**Aim of the exercise:**
Repeat each entry as written and leave the images out of the copy.

**Data section:**
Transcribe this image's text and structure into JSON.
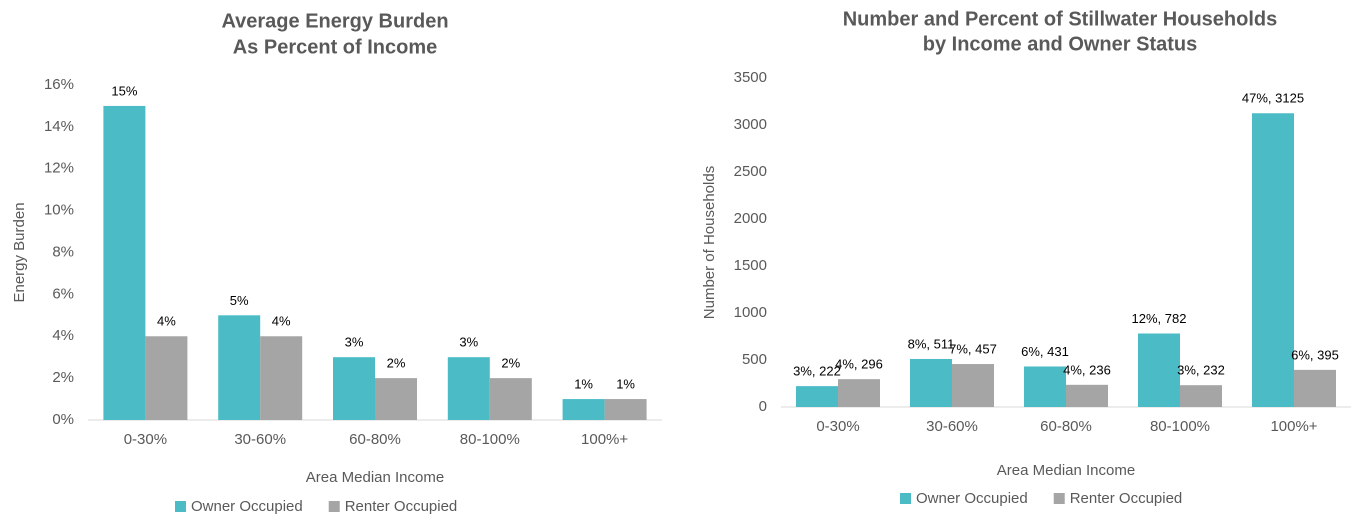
{
  "chart_data": [
    {
      "type": "bar",
      "title": "Average Energy Burden",
      "subtitle": "As Percent of Income",
      "x_label": "Area Median Income",
      "y_label": "Energy Burden",
      "categories": [
        "0-30%",
        "30-60%",
        "60-80%",
        "80-100%",
        "100%+"
      ],
      "series": [
        {
          "name": "Owner Occupied",
          "color": "#4bbcc6",
          "values": [
            15,
            5,
            3,
            3,
            1
          ],
          "value_labels": [
            "15%",
            "5%",
            "3%",
            "3%",
            "1%"
          ]
        },
        {
          "name": "Renter Occupied",
          "color": "#a5a5a5",
          "values": [
            4,
            4,
            2,
            2,
            1
          ],
          "value_labels": [
            "4%",
            "4%",
            "2%",
            "2%",
            "1%"
          ]
        }
      ],
      "ylim": [
        0,
        16
      ],
      "yticks": [
        {
          "value": 0,
          "label": "0%"
        },
        {
          "value": 2,
          "label": "2%"
        },
        {
          "value": 4,
          "label": "4%"
        },
        {
          "value": 6,
          "label": "6%"
        },
        {
          "value": 8,
          "label": "8%"
        },
        {
          "value": 10,
          "label": "10%"
        },
        {
          "value": 12,
          "label": "12%"
        },
        {
          "value": 14,
          "label": "14%"
        },
        {
          "value": 16,
          "label": "16%"
        }
      ],
      "legend": "bottom",
      "grid": false
    },
    {
      "type": "bar",
      "title": "Number and Percent of Stillwater Households",
      "subtitle": "by Income and Owner Status",
      "x_label": "Area Median Income",
      "y_label": "Number of Households",
      "categories": [
        "0-30%",
        "30-60%",
        "60-80%",
        "80-100%",
        "100%+"
      ],
      "series": [
        {
          "name": "Owner Occupied",
          "color": "#4bbcc6",
          "values": [
            222,
            511,
            431,
            782,
            3125
          ],
          "value_labels": [
            "3%, 222",
            "8%, 511",
            "6%, 431",
            "12%, 782",
            "47%, 3125"
          ]
        },
        {
          "name": "Renter Occupied",
          "color": "#a5a5a5",
          "values": [
            296,
            457,
            236,
            232,
            395
          ],
          "value_labels": [
            "4%, 296",
            "7%, 457",
            "4%, 236",
            "3%, 232",
            "6%, 395"
          ]
        }
      ],
      "ylim": [
        0,
        3500
      ],
      "yticks": [
        0,
        500,
        1000,
        1500,
        2000,
        2500,
        3000,
        3500
      ],
      "legend": "bottom",
      "grid": false
    }
  ]
}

**Answer for this exercise:**
Transcribe this image's text and structure into JSON.
{
  "chart_data": [
    {
      "type": "bar",
      "title": "Average Energy Burden",
      "subtitle": "As Percent of Income",
      "x_label": "Area Median Income",
      "y_label": "Energy Burden",
      "categories": [
        "0-30%",
        "30-60%",
        "60-80%",
        "80-100%",
        "100%+"
      ],
      "series": [
        {
          "name": "Owner Occupied",
          "color": "#4bbcc6",
          "values": [
            15,
            5,
            3,
            3,
            1
          ],
          "value_labels": [
            "15%",
            "5%",
            "3%",
            "3%",
            "1%"
          ]
        },
        {
          "name": "Renter Occupied",
          "color": "#a5a5a5",
          "values": [
            4,
            4,
            2,
            2,
            1
          ],
          "value_labels": [
            "4%",
            "4%",
            "2%",
            "2%",
            "1%"
          ]
        }
      ],
      "ylim": [
        0,
        16
      ],
      "yticks": [
        {
          "value": 0,
          "label": "0%"
        },
        {
          "value": 2,
          "label": "2%"
        },
        {
          "value": 4,
          "label": "4%"
        },
        {
          "value": 6,
          "label": "6%"
        },
        {
          "value": 8,
          "label": "8%"
        },
        {
          "value": 10,
          "label": "10%"
        },
        {
          "value": 12,
          "label": "12%"
        },
        {
          "value": 14,
          "label": "14%"
        },
        {
          "value": 16,
          "label": "16%"
        }
      ],
      "legend": "bottom",
      "grid": false
    },
    {
      "type": "bar",
      "title": "Number and Percent of Stillwater Households",
      "subtitle": "by Income and Owner Status",
      "x_label": "Area Median Income",
      "y_label": "Number of Households",
      "categories": [
        "0-30%",
        "30-60%",
        "60-80%",
        "80-100%",
        "100%+"
      ],
      "series": [
        {
          "name": "Owner Occupied",
          "color": "#4bbcc6",
          "values": [
            222,
            511,
            431,
            782,
            3125
          ],
          "value_labels": [
            "3%, 222",
            "8%, 511",
            "6%, 431",
            "12%, 782",
            "47%, 3125"
          ]
        },
        {
          "name": "Renter Occupied",
          "color": "#a5a5a5",
          "values": [
            296,
            457,
            236,
            232,
            395
          ],
          "value_labels": [
            "4%, 296",
            "7%, 457",
            "4%, 236",
            "3%, 232",
            "6%, 395"
          ]
        }
      ],
      "ylim": [
        0,
        3500
      ],
      "yticks": [
        0,
        500,
        1000,
        1500,
        2000,
        2500,
        3000,
        3500
      ],
      "legend": "bottom",
      "grid": false
    }
  ]
}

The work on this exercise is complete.